• Exercise prompt:
Using the records below, locate all lines containing "JSON" and return them.
** begin Records for the task **
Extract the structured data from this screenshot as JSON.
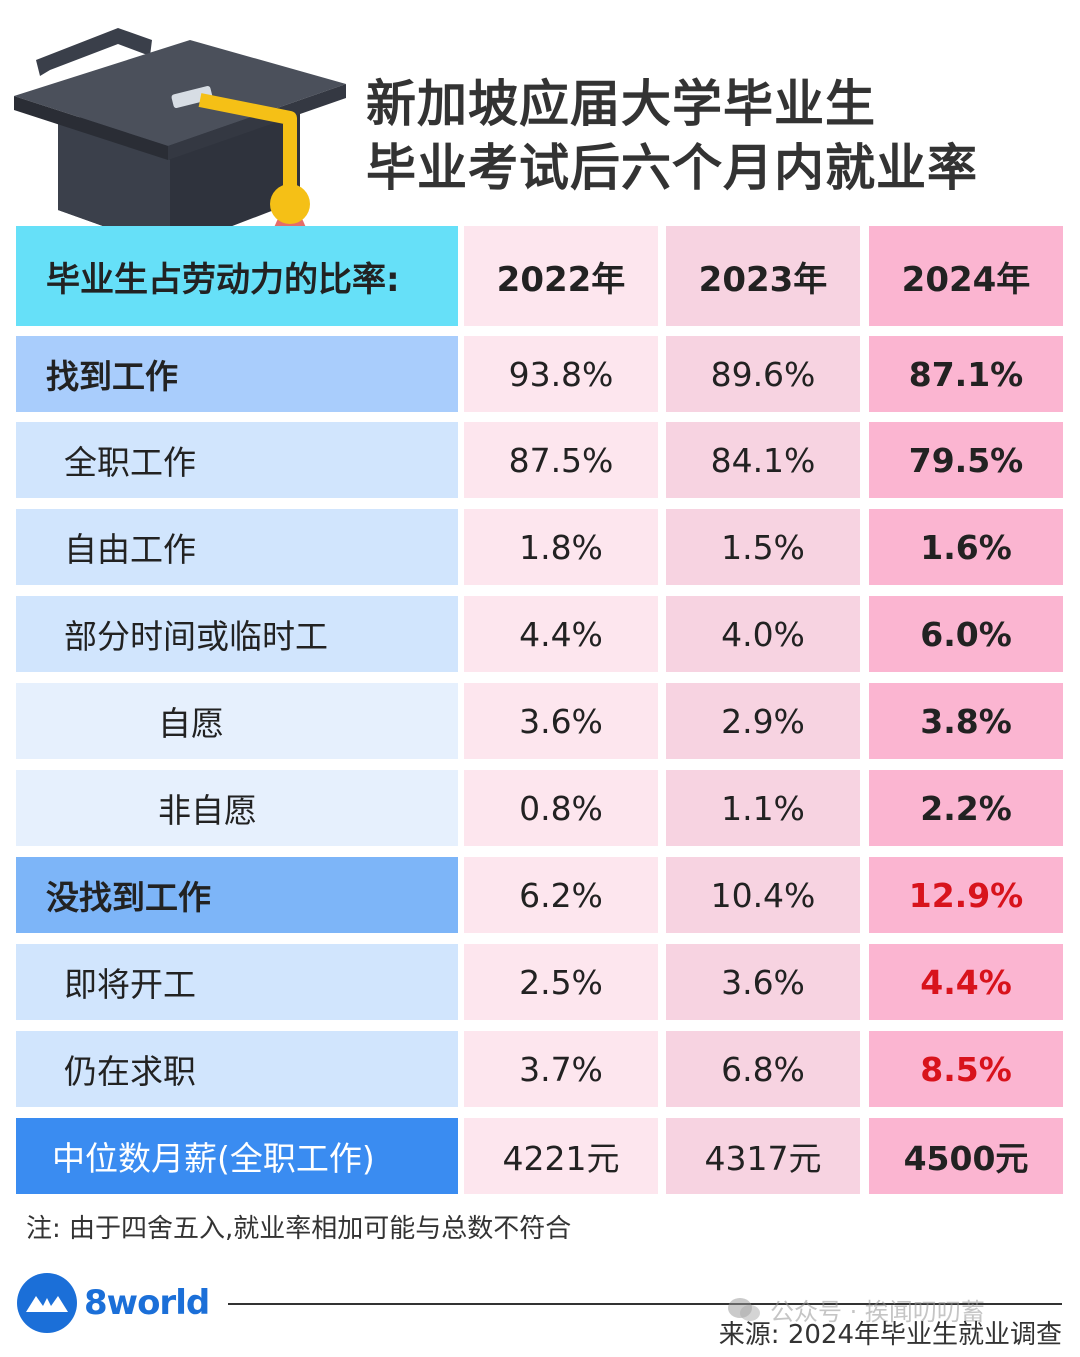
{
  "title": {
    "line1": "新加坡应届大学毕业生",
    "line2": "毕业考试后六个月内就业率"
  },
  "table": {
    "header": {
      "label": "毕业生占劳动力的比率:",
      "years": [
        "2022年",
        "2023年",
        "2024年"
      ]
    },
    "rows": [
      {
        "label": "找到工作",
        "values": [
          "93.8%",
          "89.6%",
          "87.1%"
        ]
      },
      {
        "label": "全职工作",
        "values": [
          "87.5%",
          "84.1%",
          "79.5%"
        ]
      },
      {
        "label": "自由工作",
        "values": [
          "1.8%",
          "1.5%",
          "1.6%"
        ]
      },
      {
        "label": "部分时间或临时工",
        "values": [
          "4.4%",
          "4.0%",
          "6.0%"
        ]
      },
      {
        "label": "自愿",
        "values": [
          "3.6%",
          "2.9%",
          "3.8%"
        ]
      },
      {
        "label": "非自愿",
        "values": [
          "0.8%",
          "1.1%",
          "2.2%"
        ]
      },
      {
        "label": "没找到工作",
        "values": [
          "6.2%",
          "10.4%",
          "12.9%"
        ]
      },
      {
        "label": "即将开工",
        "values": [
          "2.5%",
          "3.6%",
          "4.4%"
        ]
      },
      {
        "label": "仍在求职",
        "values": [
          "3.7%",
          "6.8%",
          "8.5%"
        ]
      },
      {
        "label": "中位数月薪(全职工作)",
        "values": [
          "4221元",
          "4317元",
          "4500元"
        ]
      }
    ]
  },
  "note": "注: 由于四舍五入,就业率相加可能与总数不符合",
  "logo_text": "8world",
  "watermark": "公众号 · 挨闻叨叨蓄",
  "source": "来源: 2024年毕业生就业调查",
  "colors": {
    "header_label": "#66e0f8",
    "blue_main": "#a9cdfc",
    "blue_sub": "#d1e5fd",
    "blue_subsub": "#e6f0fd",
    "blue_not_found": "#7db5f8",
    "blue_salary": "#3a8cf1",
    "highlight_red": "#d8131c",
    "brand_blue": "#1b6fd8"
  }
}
** end Records for the task **
** begin Records for the task **
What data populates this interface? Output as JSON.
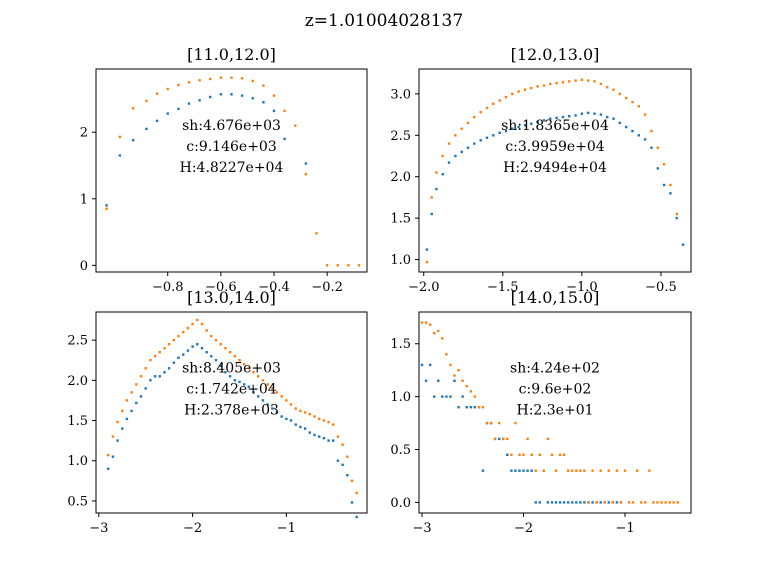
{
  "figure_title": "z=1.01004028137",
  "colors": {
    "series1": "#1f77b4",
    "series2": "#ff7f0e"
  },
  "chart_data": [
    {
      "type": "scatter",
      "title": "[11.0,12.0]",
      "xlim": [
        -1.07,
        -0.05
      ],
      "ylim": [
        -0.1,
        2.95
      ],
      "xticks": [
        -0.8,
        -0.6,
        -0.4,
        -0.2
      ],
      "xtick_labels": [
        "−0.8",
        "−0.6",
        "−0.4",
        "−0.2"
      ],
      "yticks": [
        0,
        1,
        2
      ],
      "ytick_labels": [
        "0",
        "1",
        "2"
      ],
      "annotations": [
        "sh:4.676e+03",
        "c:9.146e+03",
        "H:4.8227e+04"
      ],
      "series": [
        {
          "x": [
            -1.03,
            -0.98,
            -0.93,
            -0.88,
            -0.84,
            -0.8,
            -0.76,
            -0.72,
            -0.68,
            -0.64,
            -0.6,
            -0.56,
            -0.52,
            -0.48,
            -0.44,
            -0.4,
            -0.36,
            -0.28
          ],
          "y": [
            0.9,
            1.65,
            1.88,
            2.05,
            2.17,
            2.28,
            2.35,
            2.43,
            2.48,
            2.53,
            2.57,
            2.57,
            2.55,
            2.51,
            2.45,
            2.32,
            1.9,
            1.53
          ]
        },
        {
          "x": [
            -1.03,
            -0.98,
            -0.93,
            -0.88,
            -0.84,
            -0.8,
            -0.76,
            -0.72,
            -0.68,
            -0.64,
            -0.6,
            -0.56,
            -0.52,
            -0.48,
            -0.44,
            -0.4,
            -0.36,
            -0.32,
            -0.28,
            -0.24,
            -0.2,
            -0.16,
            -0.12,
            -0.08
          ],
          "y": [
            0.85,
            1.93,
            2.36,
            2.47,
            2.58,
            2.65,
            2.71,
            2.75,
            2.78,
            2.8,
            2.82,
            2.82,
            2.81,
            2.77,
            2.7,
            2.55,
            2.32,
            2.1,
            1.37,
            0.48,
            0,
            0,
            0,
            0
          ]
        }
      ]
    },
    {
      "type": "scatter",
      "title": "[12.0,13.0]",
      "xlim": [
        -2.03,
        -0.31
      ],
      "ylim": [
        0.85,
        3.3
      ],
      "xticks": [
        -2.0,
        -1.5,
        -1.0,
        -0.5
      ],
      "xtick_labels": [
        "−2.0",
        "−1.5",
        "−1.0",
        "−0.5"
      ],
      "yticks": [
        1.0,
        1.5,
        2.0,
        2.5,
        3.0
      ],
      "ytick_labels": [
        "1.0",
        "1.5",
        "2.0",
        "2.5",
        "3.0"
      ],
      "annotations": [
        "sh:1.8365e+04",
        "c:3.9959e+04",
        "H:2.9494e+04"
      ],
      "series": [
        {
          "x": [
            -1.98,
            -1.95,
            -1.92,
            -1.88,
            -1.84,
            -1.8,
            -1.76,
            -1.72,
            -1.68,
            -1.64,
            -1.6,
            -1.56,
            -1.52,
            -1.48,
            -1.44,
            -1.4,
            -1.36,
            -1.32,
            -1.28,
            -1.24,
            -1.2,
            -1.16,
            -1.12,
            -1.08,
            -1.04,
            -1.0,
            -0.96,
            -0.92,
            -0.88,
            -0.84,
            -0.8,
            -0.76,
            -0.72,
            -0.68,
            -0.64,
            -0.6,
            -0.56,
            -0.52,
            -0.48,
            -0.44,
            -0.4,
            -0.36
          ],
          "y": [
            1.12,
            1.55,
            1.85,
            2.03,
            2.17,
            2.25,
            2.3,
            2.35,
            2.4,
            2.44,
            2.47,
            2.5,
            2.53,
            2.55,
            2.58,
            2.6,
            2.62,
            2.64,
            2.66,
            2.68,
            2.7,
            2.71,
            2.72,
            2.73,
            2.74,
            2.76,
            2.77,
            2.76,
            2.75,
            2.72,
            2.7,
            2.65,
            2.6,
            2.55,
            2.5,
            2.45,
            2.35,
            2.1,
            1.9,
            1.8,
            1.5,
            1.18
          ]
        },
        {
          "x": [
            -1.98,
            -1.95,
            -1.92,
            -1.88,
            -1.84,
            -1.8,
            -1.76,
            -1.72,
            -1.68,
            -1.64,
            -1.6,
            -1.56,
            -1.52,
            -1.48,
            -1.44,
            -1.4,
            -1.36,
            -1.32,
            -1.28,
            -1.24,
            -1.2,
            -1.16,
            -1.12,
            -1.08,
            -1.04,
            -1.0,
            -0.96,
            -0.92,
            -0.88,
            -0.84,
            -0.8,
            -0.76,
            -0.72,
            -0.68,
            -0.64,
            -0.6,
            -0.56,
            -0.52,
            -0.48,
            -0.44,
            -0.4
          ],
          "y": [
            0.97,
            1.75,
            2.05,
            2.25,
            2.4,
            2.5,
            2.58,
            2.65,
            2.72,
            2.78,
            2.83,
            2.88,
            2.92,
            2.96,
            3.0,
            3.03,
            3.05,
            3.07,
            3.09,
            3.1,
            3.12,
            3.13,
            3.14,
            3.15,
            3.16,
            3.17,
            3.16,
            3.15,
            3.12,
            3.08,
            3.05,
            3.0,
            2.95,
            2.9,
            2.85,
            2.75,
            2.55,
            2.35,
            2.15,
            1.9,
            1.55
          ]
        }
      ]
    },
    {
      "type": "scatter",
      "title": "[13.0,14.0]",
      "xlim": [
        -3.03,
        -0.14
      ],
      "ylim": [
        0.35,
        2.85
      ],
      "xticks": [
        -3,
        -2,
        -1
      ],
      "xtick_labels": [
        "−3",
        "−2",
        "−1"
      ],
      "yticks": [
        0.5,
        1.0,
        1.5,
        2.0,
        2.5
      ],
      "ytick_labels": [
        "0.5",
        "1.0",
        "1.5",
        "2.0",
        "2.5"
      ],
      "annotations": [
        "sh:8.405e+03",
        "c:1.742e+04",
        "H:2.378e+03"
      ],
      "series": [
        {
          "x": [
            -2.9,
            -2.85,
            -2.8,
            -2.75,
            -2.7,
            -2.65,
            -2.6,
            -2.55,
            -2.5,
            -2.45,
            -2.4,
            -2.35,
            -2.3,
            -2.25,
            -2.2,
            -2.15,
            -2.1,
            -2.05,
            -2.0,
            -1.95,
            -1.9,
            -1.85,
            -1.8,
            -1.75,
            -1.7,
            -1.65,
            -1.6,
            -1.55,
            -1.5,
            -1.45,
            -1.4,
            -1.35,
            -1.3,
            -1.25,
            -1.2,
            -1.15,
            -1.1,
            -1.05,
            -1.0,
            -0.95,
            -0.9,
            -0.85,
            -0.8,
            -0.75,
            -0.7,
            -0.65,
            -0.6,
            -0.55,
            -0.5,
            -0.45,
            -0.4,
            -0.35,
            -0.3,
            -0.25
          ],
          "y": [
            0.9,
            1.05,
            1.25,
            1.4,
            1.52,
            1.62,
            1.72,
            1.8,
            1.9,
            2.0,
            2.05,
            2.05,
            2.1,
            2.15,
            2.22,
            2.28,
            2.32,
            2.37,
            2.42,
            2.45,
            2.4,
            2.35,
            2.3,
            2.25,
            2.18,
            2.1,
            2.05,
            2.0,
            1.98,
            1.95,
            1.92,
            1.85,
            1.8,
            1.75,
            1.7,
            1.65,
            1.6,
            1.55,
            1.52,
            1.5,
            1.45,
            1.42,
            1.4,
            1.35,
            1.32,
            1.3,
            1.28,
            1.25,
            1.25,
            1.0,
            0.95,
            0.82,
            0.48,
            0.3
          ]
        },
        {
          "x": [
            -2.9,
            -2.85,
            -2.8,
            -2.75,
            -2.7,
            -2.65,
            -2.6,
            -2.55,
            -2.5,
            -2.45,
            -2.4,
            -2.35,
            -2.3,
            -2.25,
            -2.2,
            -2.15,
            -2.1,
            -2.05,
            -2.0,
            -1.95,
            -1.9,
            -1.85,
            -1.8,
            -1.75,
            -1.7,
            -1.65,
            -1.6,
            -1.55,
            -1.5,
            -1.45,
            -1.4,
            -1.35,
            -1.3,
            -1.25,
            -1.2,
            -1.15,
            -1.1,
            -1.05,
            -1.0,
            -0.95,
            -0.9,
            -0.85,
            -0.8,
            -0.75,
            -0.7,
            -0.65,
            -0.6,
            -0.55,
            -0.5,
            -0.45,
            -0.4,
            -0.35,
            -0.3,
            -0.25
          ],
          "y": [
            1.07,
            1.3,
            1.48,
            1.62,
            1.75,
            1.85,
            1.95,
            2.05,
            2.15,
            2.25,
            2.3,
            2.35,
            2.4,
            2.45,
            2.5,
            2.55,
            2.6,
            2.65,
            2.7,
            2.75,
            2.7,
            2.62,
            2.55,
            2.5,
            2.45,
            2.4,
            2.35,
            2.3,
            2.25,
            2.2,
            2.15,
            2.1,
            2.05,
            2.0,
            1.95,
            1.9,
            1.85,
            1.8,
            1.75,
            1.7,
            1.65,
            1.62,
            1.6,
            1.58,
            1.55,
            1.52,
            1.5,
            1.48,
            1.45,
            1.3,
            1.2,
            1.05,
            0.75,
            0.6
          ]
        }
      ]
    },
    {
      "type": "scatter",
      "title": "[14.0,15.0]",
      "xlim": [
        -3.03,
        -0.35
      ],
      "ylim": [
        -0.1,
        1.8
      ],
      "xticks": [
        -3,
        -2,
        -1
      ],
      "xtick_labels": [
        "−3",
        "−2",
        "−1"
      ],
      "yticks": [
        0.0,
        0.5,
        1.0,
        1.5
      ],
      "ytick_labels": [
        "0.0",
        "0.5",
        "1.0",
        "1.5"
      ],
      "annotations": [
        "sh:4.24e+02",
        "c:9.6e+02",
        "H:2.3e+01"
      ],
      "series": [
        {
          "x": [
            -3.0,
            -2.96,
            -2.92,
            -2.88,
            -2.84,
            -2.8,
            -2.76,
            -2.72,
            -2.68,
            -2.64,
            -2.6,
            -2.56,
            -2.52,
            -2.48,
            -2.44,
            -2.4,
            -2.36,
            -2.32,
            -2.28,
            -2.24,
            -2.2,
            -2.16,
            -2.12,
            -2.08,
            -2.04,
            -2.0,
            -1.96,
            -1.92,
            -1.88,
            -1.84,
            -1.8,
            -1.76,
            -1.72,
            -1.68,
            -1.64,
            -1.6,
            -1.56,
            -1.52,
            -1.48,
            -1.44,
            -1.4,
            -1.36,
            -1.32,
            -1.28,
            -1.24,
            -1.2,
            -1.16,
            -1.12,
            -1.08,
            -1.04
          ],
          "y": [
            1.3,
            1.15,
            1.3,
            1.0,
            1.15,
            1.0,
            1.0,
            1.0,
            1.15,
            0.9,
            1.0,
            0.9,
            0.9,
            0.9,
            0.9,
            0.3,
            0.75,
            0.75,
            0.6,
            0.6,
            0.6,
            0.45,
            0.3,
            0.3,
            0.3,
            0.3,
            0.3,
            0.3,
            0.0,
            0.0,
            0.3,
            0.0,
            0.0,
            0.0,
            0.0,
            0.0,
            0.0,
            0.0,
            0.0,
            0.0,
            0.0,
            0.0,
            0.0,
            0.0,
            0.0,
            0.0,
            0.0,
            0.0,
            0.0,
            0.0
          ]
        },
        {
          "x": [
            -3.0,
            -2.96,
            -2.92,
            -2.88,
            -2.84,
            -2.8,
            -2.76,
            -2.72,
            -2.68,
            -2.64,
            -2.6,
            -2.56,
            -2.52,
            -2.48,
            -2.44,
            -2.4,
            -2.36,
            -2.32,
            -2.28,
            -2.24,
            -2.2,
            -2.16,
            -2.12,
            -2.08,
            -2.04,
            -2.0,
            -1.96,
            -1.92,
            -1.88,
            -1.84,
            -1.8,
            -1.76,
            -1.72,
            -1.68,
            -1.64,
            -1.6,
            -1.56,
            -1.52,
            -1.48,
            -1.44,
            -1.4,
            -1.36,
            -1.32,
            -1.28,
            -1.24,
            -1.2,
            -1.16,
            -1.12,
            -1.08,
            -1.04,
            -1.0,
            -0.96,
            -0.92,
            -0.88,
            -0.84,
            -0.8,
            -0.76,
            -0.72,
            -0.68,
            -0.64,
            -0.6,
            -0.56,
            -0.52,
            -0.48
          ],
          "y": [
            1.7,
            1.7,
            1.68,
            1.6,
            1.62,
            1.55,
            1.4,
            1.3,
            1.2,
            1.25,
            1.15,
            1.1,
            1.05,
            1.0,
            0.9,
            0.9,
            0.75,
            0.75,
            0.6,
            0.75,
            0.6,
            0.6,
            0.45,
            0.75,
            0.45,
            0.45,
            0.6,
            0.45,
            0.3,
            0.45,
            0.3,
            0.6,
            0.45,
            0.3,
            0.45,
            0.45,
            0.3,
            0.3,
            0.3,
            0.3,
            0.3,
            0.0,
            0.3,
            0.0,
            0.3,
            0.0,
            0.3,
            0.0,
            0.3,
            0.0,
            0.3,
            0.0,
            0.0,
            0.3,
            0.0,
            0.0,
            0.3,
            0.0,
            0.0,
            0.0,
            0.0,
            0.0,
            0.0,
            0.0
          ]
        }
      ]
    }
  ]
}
** end Records for the task **
• The answer:
Extract the structured data from this screenshot as JSON.
What data populates this interface? Output as JSON.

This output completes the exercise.